- _THE TASK_
Find out how many lines of the material contain the string "ngọt" and give only that figure.
- - -
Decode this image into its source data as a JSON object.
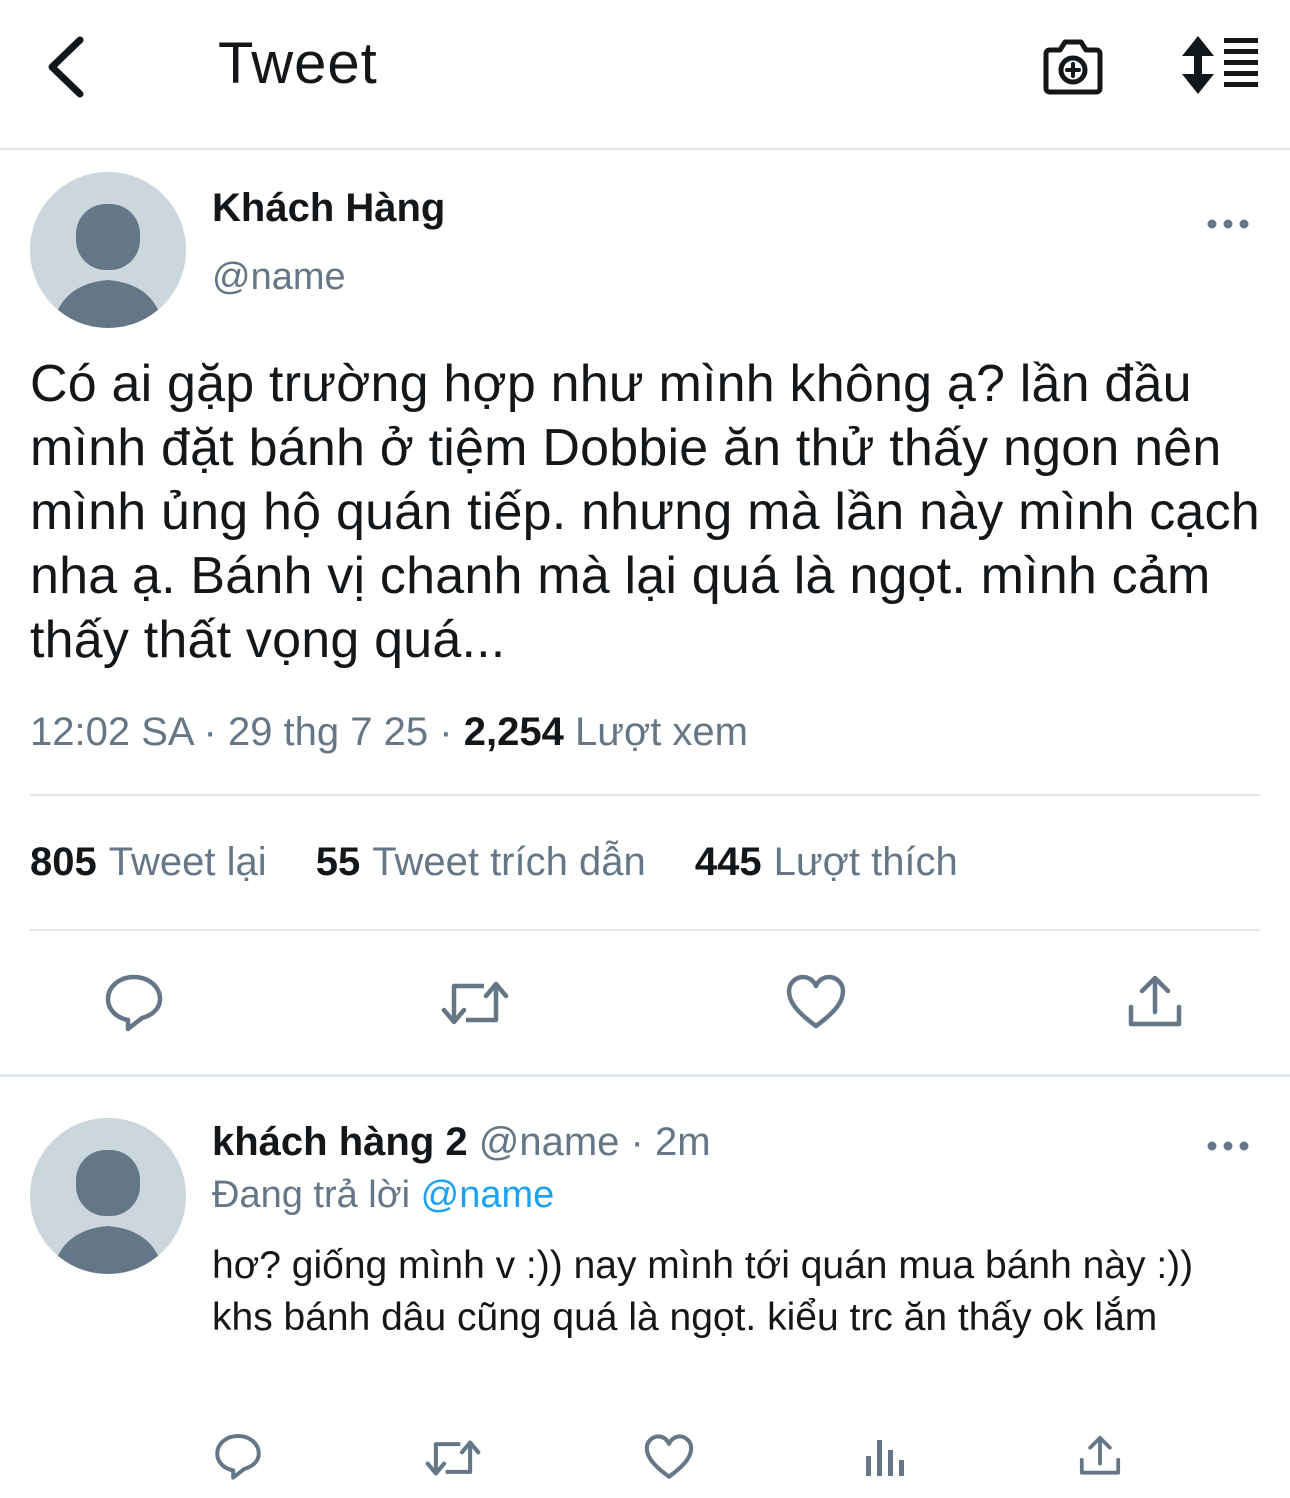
{
  "header": {
    "title": "Tweet",
    "back_icon": "chevron-left-icon",
    "camera_icon": "camera-plus-icon",
    "sort_icon": "sort-list-icon"
  },
  "tweet": {
    "author_name": "Khách Hàng",
    "author_handle": "@name",
    "text": "Có ai gặp trường hợp như mình không ạ? lần đầu mình đặt bánh ở tiệm Dobbie ăn thử thấy ngon nên mình ủng hộ quán tiếp. nhưng mà lần này mình cạch nha ạ. Bánh vị chanh mà lại quá là ngọt. mình cảm thấy thất vọng quá...",
    "time": "12:02 SA",
    "sep": "·",
    "date": "29 thg 7 25",
    "views_count": "2,254",
    "views_label": "Lượt xem",
    "stats": [
      {
        "count": "805",
        "label": "Tweet lại"
      },
      {
        "count": "55",
        "label": "Tweet trích dẫn"
      },
      {
        "count": "445",
        "label": "Lượt thích"
      }
    ]
  },
  "reply": {
    "author_name": "khách hàng 2",
    "author_handle": "@name",
    "sep": "·",
    "time": "2m",
    "replying_prefix": "Đang trả lời",
    "replying_to": "@name",
    "text": "hơ? giống mình v :)) nay mình tới quán mua bánh này :)) khs bánh dâu cũng quá là ngọt. kiểu trc ăn thấy ok lắm"
  },
  "colors": {
    "text": "#14171a",
    "secondary": "#657786",
    "link": "#1da1f2",
    "divider": "#e1e8ed",
    "avatar_bg": "#ccd6dd",
    "avatar_fg": "#657786"
  }
}
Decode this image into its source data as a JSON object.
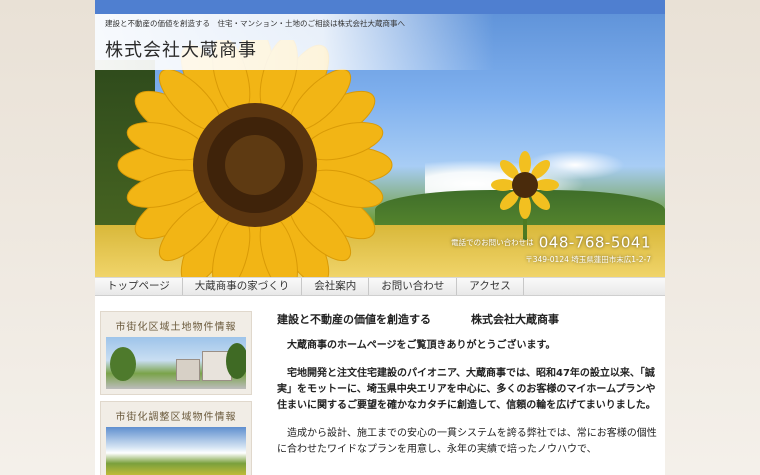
{
  "header": {
    "tagline": "建設と不動産の価値を創造する　住宅・マンション・土地のご相談は株式会社大蔵商事へ",
    "site_title": "株式会社大蔵商事",
    "contact_label": "電話でのお問い合わせは",
    "phone": "048-768-5041",
    "address": "〒349-0124 埼玉県蓮田市末広1-2-7"
  },
  "nav": {
    "items": [
      {
        "label": "トップページ"
      },
      {
        "label": "大蔵商事の家づくり"
      },
      {
        "label": "会社案内"
      },
      {
        "label": "お問い合わせ"
      },
      {
        "label": "アクセス"
      }
    ]
  },
  "sidebar": {
    "blocks": [
      {
        "title": "市街化区域土地物件情報"
      },
      {
        "title": "市街化調整区域物件情報"
      }
    ]
  },
  "main": {
    "title": "建設と不動産の価値を創造する",
    "company": "株式会社大蔵商事",
    "intro": "大蔵商事のホームページをご覧頂きありがとうございます。",
    "para1": "宅地開発と注文住宅建設のパイオニア、大蔵商事では、昭和47年の設立以来、「誠実」をモットーに、埼玉県中央エリアを中心に、多くのお客様のマイホームプランや住まいに関するご要望を確かなカタチに創造して、信頼の輪を広げてまいりました。",
    "para2": "造成から設計、施工までの安心の一貫システムを誇る弊社では、常にお客様の個性に合わせたワイドなプランを用意し、永年の実績で培ったノウハウで、"
  },
  "colors": {
    "topbar": "#4f7fd0",
    "sidebar_bg": "#f1ede6",
    "sidebar_title": "#6b5a3c"
  }
}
- - -
- _COMPLETE OUTPUT_
2